▶ Problem: Check every line below for the word "előírások" and copy the ones that have it.
----
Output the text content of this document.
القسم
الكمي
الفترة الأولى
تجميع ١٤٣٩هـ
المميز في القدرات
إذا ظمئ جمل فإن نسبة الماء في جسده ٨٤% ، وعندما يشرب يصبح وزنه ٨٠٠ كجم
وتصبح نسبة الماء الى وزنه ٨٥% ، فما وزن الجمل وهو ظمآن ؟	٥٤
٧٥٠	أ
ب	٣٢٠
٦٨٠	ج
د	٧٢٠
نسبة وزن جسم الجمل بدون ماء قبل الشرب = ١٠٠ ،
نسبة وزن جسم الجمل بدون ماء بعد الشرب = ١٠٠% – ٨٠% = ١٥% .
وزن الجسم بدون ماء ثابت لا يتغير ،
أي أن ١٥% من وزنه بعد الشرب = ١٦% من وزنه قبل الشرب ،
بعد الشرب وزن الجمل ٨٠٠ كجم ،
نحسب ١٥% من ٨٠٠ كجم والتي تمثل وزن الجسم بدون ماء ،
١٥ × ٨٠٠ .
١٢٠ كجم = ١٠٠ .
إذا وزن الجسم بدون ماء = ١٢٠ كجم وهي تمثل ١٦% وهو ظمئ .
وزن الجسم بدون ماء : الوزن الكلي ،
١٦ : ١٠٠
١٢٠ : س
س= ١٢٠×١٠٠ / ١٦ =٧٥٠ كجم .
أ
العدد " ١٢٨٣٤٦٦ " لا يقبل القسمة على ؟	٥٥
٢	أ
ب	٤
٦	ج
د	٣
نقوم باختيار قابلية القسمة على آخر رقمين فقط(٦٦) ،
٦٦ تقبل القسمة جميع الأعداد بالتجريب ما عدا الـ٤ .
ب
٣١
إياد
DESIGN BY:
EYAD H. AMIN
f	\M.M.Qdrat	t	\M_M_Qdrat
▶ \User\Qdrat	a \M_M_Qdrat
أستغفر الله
----
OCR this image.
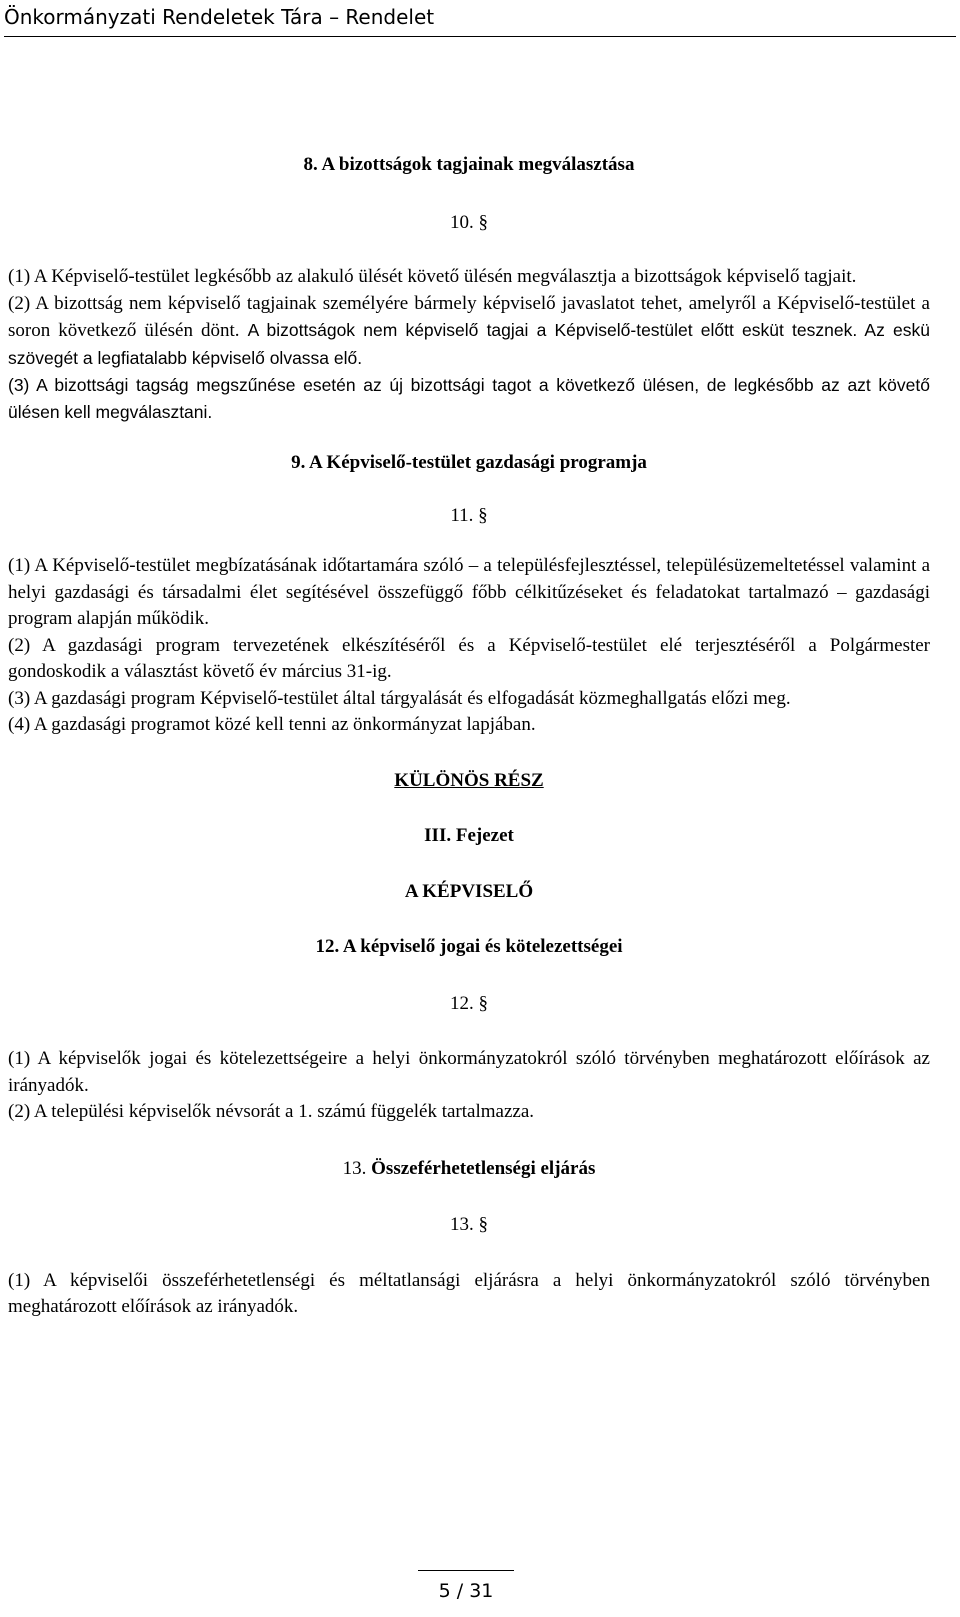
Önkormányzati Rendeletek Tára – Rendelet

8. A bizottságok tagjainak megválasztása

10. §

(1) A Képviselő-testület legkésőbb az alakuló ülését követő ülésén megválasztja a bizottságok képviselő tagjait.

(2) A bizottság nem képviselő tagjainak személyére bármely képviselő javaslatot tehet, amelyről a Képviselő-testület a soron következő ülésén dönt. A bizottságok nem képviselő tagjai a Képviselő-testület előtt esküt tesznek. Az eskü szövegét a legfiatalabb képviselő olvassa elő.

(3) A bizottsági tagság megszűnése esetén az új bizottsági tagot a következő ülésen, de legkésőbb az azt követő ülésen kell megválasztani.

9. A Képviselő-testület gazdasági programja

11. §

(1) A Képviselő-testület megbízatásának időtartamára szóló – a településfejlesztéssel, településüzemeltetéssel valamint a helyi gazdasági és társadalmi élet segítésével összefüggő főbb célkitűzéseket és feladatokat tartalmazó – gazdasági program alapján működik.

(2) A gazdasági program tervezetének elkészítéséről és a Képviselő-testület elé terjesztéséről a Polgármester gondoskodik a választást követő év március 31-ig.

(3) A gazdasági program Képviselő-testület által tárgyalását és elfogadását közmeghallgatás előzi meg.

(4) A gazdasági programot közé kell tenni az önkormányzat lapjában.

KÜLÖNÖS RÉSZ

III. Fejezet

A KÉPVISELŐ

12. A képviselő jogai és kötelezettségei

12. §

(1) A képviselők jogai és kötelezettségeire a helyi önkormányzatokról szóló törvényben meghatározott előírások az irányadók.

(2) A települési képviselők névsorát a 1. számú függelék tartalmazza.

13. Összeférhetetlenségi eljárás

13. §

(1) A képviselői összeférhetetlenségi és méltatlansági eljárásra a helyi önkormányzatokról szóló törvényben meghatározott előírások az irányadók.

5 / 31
----
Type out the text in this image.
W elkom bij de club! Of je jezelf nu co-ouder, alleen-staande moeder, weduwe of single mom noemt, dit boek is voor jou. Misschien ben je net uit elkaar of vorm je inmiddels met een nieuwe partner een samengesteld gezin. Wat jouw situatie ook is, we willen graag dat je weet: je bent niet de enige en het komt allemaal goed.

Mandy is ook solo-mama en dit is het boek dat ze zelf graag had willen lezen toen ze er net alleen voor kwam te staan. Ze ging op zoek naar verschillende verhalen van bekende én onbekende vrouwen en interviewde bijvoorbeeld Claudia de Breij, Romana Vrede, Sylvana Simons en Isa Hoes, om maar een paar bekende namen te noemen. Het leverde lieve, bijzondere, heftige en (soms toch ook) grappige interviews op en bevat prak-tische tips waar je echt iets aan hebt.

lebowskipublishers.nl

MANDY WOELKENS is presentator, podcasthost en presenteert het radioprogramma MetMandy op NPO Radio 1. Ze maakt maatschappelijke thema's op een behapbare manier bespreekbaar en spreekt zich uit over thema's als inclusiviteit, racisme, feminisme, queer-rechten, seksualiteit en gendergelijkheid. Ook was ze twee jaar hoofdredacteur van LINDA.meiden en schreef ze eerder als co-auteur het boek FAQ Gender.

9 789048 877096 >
----
▶ Problem solution:
(1) A képviselők jogai és kötelezettségeire a helyi önkormányzatokról szóló törvényben meghatározott előírások az irányadók.
(1) A képviselői összeférhetetlenségi és méltatlansági eljárásra a helyi önkormányzatokról szóló törvényben meghatározott előírások az irányadók.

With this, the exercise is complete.